§ Written task: Transcribe the listing exactly, leaving out every picture.

§ Exercise inputs:
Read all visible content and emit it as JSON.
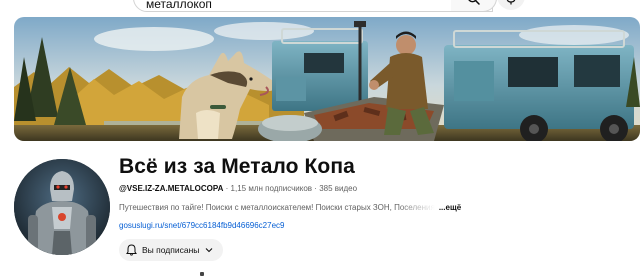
{
  "search": {
    "value": "металлокоп",
    "keyboard_icon": "keyboard-icon",
    "search_icon": "search-icon",
    "mic_icon": "microphone-icon"
  },
  "banner": {
    "description_icon": "channel-banner-image"
  },
  "channel": {
    "name": "Всё из за Метало Копа",
    "handle": "@VSE.IZ-ZA.METALOCOPA",
    "separator": "·",
    "subscribers": "1,15 млн подписчиков",
    "videos": "385 видео",
    "description": "Путешествия по тайге! Поиски с металлоискателем! Поиски старых ЗОН, Поселения",
    "more_label": "...ещё",
    "link": "gosuslugi.ru/snet/679cc6184fb9d46696c27ec9",
    "subscribe_label": "Вы подписаны"
  },
  "colors": {
    "link": "#065fd4",
    "secondary_text": "#606060",
    "button_bg": "#f2f2f2"
  }
}
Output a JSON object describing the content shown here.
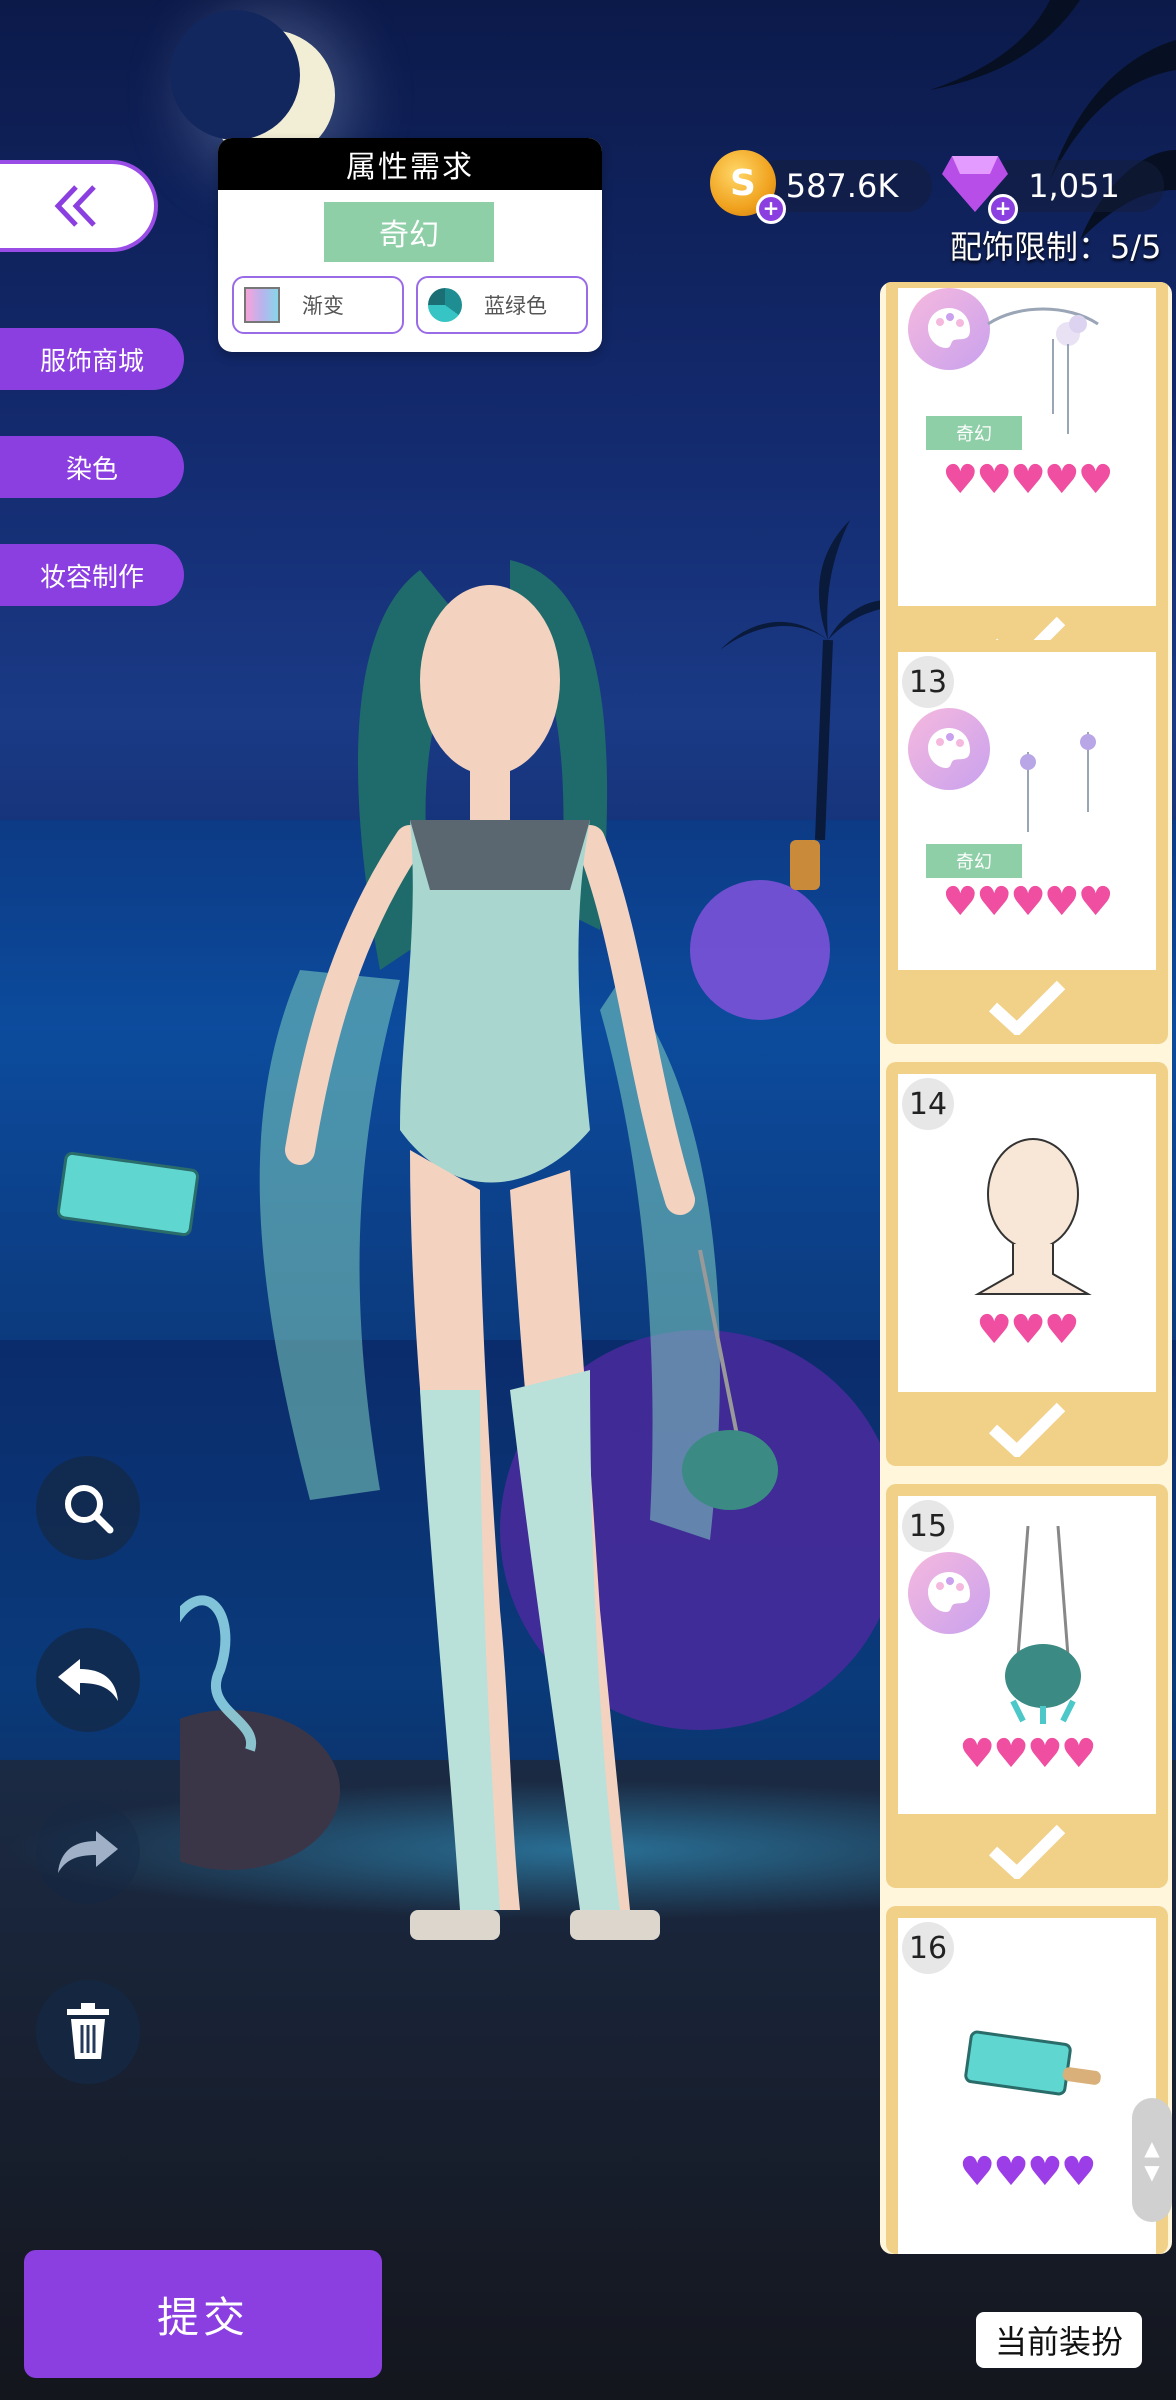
{
  "nav": {
    "back_icon": "double-chevron-left-icon",
    "side_menu": [
      "服饰商城",
      "染色",
      "妆容制作"
    ]
  },
  "requirements": {
    "title": "属性需求",
    "style_tag": "奇幻",
    "chips": [
      {
        "label": "渐变",
        "icon": "gradient-swatch"
      },
      {
        "label": "蓝绿色",
        "icon": "teal-swatch"
      }
    ]
  },
  "currency": {
    "coins": "587.6K",
    "gems": "1,051",
    "limit_label": "配饰限制：5/5"
  },
  "items": [
    {
      "number": "",
      "dyeable": true,
      "tag": "奇幻",
      "hearts": "♥♥♥♥♥",
      "heart_color": "pink",
      "checked": true
    },
    {
      "number": "13",
      "dyeable": true,
      "tag": "奇幻",
      "hearts": "♥♥♥♥♥",
      "heart_color": "pink",
      "checked": true
    },
    {
      "number": "14",
      "dyeable": false,
      "tag": "",
      "hearts": "♥♥♥",
      "heart_color": "pink",
      "checked": true
    },
    {
      "number": "15",
      "dyeable": true,
      "tag": "",
      "hearts": "♥♥♥♥",
      "heart_color": "pink",
      "checked": true
    },
    {
      "number": "16",
      "dyeable": false,
      "tag": "",
      "hearts": "♥♥♥♥",
      "heart_color": "purple",
      "checked": false
    }
  ],
  "tools": [
    "magnifier-icon",
    "undo-icon",
    "redo-icon",
    "trash-icon"
  ],
  "footer": {
    "submit_label": "提交",
    "current_outfit_label": "当前装扮"
  },
  "colors": {
    "accent": "#8b3fe0",
    "tag_green": "#8ecfa7",
    "card_gold": "#f1d088",
    "heart_pink": "#f04ea0",
    "heart_purple": "#9b3ee8"
  }
}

§ Response for this exercise:
Read all visible content and emit it as JSON.
{
  "search": {
    "value": "металлокоп",
    "keyboard_icon": "keyboard-icon",
    "search_icon": "search-icon",
    "mic_icon": "microphone-icon"
  },
  "banner": {
    "description_icon": "channel-banner-image"
  },
  "channel": {
    "name": "Всё из за Метало Копа",
    "handle": "@VSE.IZ-ZA.METALOCOPA",
    "separator": "·",
    "subscribers": "1,15 млн подписчиков",
    "videos": "385 видео",
    "description": "Путешествия по тайге! Поиски с металлоискателем! Поиски старых ЗОН, Поселения",
    "more_label": "...ещё",
    "link": "gosuslugi.ru/snet/679cc6184fb9d46696c27ec9",
    "subscribe_label": "Вы подписаны"
  },
  "colors": {
    "link": "#065fd4",
    "secondary_text": "#606060",
    "button_bg": "#f2f2f2"
  }
}
Output a JSON object describing the content shown here.
{
  "nav": {
    "back_icon": "double-chevron-left-icon",
    "side_menu": [
      "服饰商城",
      "染色",
      "妆容制作"
    ]
  },
  "requirements": {
    "title": "属性需求",
    "style_tag": "奇幻",
    "chips": [
      {
        "label": "渐变",
        "icon": "gradient-swatch"
      },
      {
        "label": "蓝绿色",
        "icon": "teal-swatch"
      }
    ]
  },
  "currency": {
    "coins": "587.6K",
    "gems": "1,051",
    "limit_label": "配饰限制：5/5"
  },
  "items": [
    {
      "number": "",
      "dyeable": true,
      "tag": "奇幻",
      "hearts": "♥♥♥♥♥",
      "heart_color": "pink",
      "checked": true
    },
    {
      "number": "13",
      "dyeable": true,
      "tag": "奇幻",
      "hearts": "♥♥♥♥♥",
      "heart_color": "pink",
      "checked": true
    },
    {
      "number": "14",
      "dyeable": false,
      "tag": "",
      "hearts": "♥♥♥",
      "heart_color": "pink",
      "checked": true
    },
    {
      "number": "15",
      "dyeable": true,
      "tag": "",
      "hearts": "♥♥♥♥",
      "heart_color": "pink",
      "checked": true
    },
    {
      "number": "16",
      "dyeable": false,
      "tag": "",
      "hearts": "♥♥♥♥",
      "heart_color": "purple",
      "checked": false
    }
  ],
  "tools": [
    "magnifier-icon",
    "undo-icon",
    "redo-icon",
    "trash-icon"
  ],
  "footer": {
    "submit_label": "提交",
    "current_outfit_label": "当前装扮"
  },
  "colors": {
    "accent": "#8b3fe0",
    "tag_green": "#8ecfa7",
    "card_gold": "#f1d088",
    "heart_pink": "#f04ea0",
    "heart_purple": "#9b3ee8"
  }
}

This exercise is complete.